Start of Entries shown

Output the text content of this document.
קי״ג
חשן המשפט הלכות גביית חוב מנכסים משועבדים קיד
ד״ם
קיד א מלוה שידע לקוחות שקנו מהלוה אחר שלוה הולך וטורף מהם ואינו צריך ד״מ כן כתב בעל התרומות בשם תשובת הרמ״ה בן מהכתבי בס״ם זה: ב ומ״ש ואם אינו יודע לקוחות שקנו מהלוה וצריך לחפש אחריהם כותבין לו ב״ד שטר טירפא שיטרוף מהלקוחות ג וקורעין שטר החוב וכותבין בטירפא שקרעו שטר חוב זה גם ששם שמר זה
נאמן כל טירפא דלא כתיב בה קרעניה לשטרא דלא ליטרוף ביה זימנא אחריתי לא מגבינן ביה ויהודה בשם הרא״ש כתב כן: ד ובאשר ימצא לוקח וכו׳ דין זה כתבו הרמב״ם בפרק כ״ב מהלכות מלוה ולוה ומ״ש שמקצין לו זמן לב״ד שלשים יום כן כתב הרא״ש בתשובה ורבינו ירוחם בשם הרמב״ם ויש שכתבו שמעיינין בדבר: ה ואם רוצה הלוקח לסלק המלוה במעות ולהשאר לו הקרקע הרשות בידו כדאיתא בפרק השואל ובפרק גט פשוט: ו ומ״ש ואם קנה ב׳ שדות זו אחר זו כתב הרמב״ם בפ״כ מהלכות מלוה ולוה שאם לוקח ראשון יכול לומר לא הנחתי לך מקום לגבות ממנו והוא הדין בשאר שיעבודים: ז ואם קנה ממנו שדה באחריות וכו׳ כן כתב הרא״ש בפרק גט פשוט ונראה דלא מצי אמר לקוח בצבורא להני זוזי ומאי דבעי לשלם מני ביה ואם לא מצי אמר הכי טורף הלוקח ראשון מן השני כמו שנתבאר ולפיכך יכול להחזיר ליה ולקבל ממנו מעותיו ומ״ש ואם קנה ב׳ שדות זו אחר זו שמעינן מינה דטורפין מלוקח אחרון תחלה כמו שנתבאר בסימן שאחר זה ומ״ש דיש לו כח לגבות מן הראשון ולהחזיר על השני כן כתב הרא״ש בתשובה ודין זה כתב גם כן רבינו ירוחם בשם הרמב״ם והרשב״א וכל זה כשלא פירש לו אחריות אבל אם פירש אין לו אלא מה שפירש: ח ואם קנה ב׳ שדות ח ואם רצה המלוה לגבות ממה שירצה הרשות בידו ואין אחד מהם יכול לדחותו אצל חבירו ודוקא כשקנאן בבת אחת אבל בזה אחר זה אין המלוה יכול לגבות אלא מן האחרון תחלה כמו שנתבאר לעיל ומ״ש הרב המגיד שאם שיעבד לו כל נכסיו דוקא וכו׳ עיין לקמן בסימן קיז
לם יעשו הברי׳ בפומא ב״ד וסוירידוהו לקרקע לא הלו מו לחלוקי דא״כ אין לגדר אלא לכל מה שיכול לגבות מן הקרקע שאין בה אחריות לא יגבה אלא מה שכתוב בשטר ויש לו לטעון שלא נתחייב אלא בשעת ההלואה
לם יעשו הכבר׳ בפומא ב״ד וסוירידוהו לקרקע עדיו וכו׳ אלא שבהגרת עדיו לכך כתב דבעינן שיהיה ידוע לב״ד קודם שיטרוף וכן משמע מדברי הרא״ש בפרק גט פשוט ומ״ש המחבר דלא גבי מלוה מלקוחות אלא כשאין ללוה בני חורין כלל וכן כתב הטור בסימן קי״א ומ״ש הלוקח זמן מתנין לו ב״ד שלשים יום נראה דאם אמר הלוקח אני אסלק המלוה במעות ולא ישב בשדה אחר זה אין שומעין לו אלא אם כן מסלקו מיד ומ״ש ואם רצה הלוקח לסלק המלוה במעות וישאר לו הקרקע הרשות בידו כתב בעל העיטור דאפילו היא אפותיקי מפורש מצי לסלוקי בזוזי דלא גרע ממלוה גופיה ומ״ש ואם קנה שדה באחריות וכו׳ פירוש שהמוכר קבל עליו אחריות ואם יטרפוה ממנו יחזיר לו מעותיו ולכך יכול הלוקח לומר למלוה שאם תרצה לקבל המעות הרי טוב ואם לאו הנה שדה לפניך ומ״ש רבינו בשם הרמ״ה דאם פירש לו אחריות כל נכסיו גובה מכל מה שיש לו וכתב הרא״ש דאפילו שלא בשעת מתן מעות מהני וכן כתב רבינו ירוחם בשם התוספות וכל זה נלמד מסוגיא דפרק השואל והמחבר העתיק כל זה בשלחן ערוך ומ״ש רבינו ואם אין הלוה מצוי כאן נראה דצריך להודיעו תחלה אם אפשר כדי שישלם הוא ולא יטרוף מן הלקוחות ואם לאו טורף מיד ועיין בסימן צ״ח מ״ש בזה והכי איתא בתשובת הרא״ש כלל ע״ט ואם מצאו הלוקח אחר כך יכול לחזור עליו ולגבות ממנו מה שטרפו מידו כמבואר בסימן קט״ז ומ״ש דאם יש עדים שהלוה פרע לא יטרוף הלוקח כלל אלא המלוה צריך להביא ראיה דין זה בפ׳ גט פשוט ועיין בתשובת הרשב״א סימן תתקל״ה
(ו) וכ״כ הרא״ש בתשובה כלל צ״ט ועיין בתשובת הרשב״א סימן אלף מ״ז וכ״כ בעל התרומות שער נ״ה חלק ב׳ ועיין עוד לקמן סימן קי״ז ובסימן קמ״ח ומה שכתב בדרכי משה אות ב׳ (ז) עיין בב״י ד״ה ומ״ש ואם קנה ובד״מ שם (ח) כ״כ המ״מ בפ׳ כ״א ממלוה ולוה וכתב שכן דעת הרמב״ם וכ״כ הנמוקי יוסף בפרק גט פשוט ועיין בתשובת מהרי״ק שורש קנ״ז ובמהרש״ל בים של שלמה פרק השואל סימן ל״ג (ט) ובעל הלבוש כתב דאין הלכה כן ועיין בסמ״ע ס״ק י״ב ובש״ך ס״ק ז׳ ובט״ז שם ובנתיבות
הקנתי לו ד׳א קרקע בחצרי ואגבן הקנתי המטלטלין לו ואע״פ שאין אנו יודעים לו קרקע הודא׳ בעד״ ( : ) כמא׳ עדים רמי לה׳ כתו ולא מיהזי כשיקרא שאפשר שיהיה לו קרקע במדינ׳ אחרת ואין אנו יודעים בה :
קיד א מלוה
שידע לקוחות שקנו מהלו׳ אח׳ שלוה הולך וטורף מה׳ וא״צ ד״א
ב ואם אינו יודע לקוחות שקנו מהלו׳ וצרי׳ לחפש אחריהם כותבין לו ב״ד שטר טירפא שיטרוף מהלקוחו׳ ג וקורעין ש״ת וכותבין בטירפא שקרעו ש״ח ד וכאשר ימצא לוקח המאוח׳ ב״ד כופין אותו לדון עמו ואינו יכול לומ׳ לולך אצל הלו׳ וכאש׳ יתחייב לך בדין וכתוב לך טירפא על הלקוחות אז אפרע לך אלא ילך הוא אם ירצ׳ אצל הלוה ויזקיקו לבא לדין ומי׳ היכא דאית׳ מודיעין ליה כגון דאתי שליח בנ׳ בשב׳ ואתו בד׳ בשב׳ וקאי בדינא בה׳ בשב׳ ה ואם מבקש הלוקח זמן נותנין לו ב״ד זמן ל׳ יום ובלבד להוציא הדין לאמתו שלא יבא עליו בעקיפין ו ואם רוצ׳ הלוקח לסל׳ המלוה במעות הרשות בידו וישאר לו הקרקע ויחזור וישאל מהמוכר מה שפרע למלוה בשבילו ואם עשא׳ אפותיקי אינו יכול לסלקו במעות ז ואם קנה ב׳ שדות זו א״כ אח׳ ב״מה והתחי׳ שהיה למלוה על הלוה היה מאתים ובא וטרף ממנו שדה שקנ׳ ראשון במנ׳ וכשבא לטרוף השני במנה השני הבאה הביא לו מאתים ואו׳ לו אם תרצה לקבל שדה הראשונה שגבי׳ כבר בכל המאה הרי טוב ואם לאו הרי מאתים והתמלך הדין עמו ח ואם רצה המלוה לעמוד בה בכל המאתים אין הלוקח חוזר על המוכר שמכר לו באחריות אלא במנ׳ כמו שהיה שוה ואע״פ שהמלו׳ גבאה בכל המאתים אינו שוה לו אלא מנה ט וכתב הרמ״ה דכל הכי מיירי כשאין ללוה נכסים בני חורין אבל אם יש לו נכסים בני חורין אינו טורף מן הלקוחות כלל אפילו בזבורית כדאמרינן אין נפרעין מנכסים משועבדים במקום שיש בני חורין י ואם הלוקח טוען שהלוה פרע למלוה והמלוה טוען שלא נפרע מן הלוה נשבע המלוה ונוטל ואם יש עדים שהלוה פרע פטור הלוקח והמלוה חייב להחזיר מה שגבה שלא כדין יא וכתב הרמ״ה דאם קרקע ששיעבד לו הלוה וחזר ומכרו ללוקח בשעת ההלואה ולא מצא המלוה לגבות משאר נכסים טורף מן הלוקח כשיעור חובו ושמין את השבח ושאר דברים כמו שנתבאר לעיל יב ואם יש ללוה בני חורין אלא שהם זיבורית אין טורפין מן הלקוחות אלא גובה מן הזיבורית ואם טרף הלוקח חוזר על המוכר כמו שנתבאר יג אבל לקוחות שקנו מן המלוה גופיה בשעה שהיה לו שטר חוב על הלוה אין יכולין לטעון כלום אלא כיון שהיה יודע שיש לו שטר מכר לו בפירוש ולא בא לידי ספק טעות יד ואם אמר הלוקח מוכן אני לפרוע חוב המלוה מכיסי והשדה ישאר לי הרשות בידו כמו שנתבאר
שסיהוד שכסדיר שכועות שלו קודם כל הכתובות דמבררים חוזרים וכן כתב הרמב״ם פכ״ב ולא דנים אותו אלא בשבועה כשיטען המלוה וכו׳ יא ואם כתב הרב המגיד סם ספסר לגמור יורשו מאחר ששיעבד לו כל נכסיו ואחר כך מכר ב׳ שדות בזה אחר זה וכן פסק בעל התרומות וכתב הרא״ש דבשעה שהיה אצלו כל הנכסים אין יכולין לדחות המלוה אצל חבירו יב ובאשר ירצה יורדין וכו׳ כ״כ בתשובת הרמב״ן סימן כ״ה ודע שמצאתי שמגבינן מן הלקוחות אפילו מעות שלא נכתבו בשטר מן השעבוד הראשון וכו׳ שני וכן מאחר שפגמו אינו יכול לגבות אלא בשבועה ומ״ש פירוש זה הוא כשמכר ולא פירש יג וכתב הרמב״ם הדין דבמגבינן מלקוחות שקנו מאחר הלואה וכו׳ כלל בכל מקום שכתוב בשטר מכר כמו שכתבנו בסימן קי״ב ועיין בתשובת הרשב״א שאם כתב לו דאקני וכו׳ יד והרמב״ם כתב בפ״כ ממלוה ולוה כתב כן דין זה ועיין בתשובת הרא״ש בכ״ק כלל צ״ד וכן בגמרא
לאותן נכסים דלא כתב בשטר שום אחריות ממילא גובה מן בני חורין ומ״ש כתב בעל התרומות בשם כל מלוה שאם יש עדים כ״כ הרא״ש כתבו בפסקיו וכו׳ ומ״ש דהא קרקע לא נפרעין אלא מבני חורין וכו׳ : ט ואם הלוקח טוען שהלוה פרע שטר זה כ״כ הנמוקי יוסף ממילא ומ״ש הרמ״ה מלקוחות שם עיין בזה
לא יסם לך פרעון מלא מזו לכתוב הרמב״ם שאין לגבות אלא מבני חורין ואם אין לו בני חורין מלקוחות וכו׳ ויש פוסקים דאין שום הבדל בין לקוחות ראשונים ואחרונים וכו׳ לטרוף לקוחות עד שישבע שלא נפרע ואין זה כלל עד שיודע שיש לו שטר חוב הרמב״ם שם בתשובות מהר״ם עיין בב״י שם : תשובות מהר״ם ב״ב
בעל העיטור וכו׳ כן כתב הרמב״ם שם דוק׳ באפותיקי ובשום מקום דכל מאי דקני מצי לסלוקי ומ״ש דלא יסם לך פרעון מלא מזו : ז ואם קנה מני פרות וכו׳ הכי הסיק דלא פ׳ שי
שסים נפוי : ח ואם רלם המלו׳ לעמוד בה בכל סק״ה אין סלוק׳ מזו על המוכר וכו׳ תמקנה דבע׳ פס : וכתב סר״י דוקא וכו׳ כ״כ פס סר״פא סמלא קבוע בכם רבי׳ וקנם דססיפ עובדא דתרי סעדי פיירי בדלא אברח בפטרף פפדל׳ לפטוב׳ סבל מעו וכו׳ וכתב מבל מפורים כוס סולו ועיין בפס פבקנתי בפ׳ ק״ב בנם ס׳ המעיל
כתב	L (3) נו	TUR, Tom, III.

End of Entries shown

◆ Instruction ◆
Count the lines that include the word "וטורף" and state the result as a bare number.

◆ Task result ◆
2